Task statement: Without the pictures, copy the entries below word for word.

Supplied information:
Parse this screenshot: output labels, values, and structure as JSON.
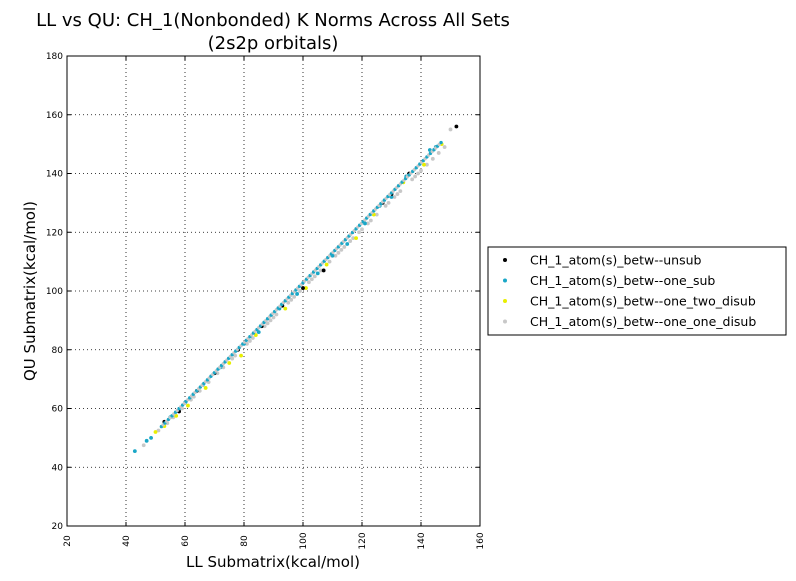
{
  "chart_data": {
    "type": "scatter",
    "title": "LL vs QU: CH_1(Nonbonded) K Norms Across All Sets",
    "subtitle": "(2s2p orbitals)",
    "xlabel": "LL Submatrix(kcal/mol)",
    "ylabel": "QU Submatrix(kcal/mol)",
    "xlim": [
      20,
      160
    ],
    "ylim": [
      20,
      180
    ],
    "xticks": [
      "20",
      "40",
      "60",
      "80",
      "100",
      "120",
      "140",
      "160"
    ],
    "yticks": [
      "20",
      "40",
      "60",
      "80",
      "100",
      "120",
      "140",
      "160",
      "180"
    ],
    "grid": true,
    "legend_position": "right",
    "series": [
      {
        "name": "CH_1_atom(s)_betw--unsub",
        "color": "#000000",
        "points": [
          [
            152,
            156
          ],
          [
            136,
            140
          ],
          [
            130,
            133
          ],
          [
            127,
            130
          ],
          [
            107,
            107
          ],
          [
            100,
            101
          ],
          [
            93,
            95
          ],
          [
            86,
            88
          ],
          [
            78,
            80
          ],
          [
            70,
            72
          ],
          [
            64,
            66
          ],
          [
            58,
            59
          ],
          [
            53,
            55.5
          ]
        ]
      },
      {
        "name": "CH_1_atom(s)_betw--one_sub",
        "color": "#1aa7c7",
        "points": [
          [
            43,
            45.5
          ],
          [
            47,
            49
          ],
          [
            48.5,
            50
          ],
          [
            55,
            57
          ],
          [
            60,
            62
          ],
          [
            66,
            68
          ],
          [
            72,
            74
          ],
          [
            80,
            82
          ],
          [
            85,
            86
          ],
          [
            92,
            94
          ],
          [
            98,
            99
          ],
          [
            105,
            106
          ],
          [
            110,
            112
          ],
          [
            115,
            116
          ],
          [
            121,
            123
          ],
          [
            126,
            129
          ],
          [
            130,
            132
          ],
          [
            135,
            139
          ],
          [
            143,
            148
          ],
          [
            145,
            149
          ]
        ]
      },
      {
        "name": "CH_1_atom(s)_betw--one_two_disub",
        "color": "#e8ef00",
        "points": [
          [
            50,
            52
          ],
          [
            53,
            54
          ],
          [
            57,
            57.5
          ],
          [
            61,
            61
          ],
          [
            67,
            67
          ],
          [
            75,
            75.5
          ],
          [
            79,
            78
          ],
          [
            84,
            85
          ],
          [
            94,
            94
          ],
          [
            101,
            101
          ],
          [
            108,
            109
          ],
          [
            118,
            118
          ],
          [
            124,
            126
          ],
          [
            134,
            137
          ],
          [
            141,
            143
          ],
          [
            147,
            150
          ]
        ]
      },
      {
        "name": "CH_1_atom(s)_betw--one_one_disub",
        "color": "#c8c8c8",
        "points": [
          [
            46,
            47.5
          ],
          [
            51,
            52.5
          ],
          [
            54,
            55
          ],
          [
            56,
            57
          ],
          [
            59,
            60
          ],
          [
            62,
            63
          ],
          [
            63,
            64
          ],
          [
            65,
            66
          ],
          [
            68,
            69
          ],
          [
            71,
            72
          ],
          [
            73,
            74
          ],
          [
            76,
            77
          ],
          [
            77,
            78
          ],
          [
            81,
            82
          ],
          [
            82,
            83
          ],
          [
            83,
            84
          ],
          [
            87,
            88
          ],
          [
            88,
            89
          ],
          [
            89,
            90
          ],
          [
            90,
            91
          ],
          [
            91,
            92
          ],
          [
            95,
            96
          ],
          [
            96,
            97
          ],
          [
            97,
            98
          ],
          [
            99,
            100
          ],
          [
            102,
            103
          ],
          [
            103,
            104
          ],
          [
            104,
            105
          ],
          [
            106,
            107
          ],
          [
            109,
            110
          ],
          [
            111,
            112
          ],
          [
            112,
            113
          ],
          [
            113,
            114
          ],
          [
            114,
            115
          ],
          [
            116,
            117
          ],
          [
            117,
            118
          ],
          [
            119,
            120
          ],
          [
            120,
            121
          ],
          [
            122,
            123
          ],
          [
            123,
            124
          ],
          [
            125,
            126
          ],
          [
            128,
            129
          ],
          [
            129,
            130
          ],
          [
            131,
            132
          ],
          [
            132,
            133
          ],
          [
            133,
            134
          ],
          [
            137,
            138
          ],
          [
            138,
            139
          ],
          [
            139,
            140
          ],
          [
            140,
            141
          ],
          [
            142,
            143
          ],
          [
            144,
            145
          ],
          [
            146,
            147
          ],
          [
            148,
            149
          ],
          [
            150,
            155
          ]
        ]
      }
    ]
  }
}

Task result:
Parse this screenshot: output labels, values, and structure as JSON.
{
  "chart_data": {
    "type": "scatter",
    "title": "LL vs QU: CH_1(Nonbonded) K Norms Across All Sets",
    "subtitle": "(2s2p orbitals)",
    "xlabel": "LL Submatrix(kcal/mol)",
    "ylabel": "QU Submatrix(kcal/mol)",
    "xlim": [
      20,
      160
    ],
    "ylim": [
      20,
      180
    ],
    "xticks": [
      "20",
      "40",
      "60",
      "80",
      "100",
      "120",
      "140",
      "160"
    ],
    "yticks": [
      "20",
      "40",
      "60",
      "80",
      "100",
      "120",
      "140",
      "160",
      "180"
    ],
    "grid": true,
    "legend_position": "right",
    "series": [
      {
        "name": "CH_1_atom(s)_betw--unsub",
        "color": "#000000",
        "points": [
          [
            152,
            156
          ],
          [
            136,
            140
          ],
          [
            130,
            133
          ],
          [
            127,
            130
          ],
          [
            107,
            107
          ],
          [
            100,
            101
          ],
          [
            93,
            95
          ],
          [
            86,
            88
          ],
          [
            78,
            80
          ],
          [
            70,
            72
          ],
          [
            64,
            66
          ],
          [
            58,
            59
          ],
          [
            53,
            55.5
          ]
        ]
      },
      {
        "name": "CH_1_atom(s)_betw--one_sub",
        "color": "#1aa7c7",
        "points": [
          [
            43,
            45.5
          ],
          [
            47,
            49
          ],
          [
            48.5,
            50
          ],
          [
            55,
            57
          ],
          [
            60,
            62
          ],
          [
            66,
            68
          ],
          [
            72,
            74
          ],
          [
            80,
            82
          ],
          [
            85,
            86
          ],
          [
            92,
            94
          ],
          [
            98,
            99
          ],
          [
            105,
            106
          ],
          [
            110,
            112
          ],
          [
            115,
            116
          ],
          [
            121,
            123
          ],
          [
            126,
            129
          ],
          [
            130,
            132
          ],
          [
            135,
            139
          ],
          [
            143,
            148
          ],
          [
            145,
            149
          ]
        ]
      },
      {
        "name": "CH_1_atom(s)_betw--one_two_disub",
        "color": "#e8ef00",
        "points": [
          [
            50,
            52
          ],
          [
            53,
            54
          ],
          [
            57,
            57.5
          ],
          [
            61,
            61
          ],
          [
            67,
            67
          ],
          [
            75,
            75.5
          ],
          [
            79,
            78
          ],
          [
            84,
            85
          ],
          [
            94,
            94
          ],
          [
            101,
            101
          ],
          [
            108,
            109
          ],
          [
            118,
            118
          ],
          [
            124,
            126
          ],
          [
            134,
            137
          ],
          [
            141,
            143
          ],
          [
            147,
            150
          ]
        ]
      },
      {
        "name": "CH_1_atom(s)_betw--one_one_disub",
        "color": "#c8c8c8",
        "points": [
          [
            46,
            47.5
          ],
          [
            51,
            52.5
          ],
          [
            54,
            55
          ],
          [
            56,
            57
          ],
          [
            59,
            60
          ],
          [
            62,
            63
          ],
          [
            63,
            64
          ],
          [
            65,
            66
          ],
          [
            68,
            69
          ],
          [
            71,
            72
          ],
          [
            73,
            74
          ],
          [
            76,
            77
          ],
          [
            77,
            78
          ],
          [
            81,
            82
          ],
          [
            82,
            83
          ],
          [
            83,
            84
          ],
          [
            87,
            88
          ],
          [
            88,
            89
          ],
          [
            89,
            90
          ],
          [
            90,
            91
          ],
          [
            91,
            92
          ],
          [
            95,
            96
          ],
          [
            96,
            97
          ],
          [
            97,
            98
          ],
          [
            99,
            100
          ],
          [
            102,
            103
          ],
          [
            103,
            104
          ],
          [
            104,
            105
          ],
          [
            106,
            107
          ],
          [
            109,
            110
          ],
          [
            111,
            112
          ],
          [
            112,
            113
          ],
          [
            113,
            114
          ],
          [
            114,
            115
          ],
          [
            116,
            117
          ],
          [
            117,
            118
          ],
          [
            119,
            120
          ],
          [
            120,
            121
          ],
          [
            122,
            123
          ],
          [
            123,
            124
          ],
          [
            125,
            126
          ],
          [
            128,
            129
          ],
          [
            129,
            130
          ],
          [
            131,
            132
          ],
          [
            132,
            133
          ],
          [
            133,
            134
          ],
          [
            137,
            138
          ],
          [
            138,
            139
          ],
          [
            139,
            140
          ],
          [
            140,
            141
          ],
          [
            142,
            143
          ],
          [
            144,
            145
          ],
          [
            146,
            147
          ],
          [
            148,
            149
          ],
          [
            150,
            155
          ]
        ]
      }
    ]
  }
}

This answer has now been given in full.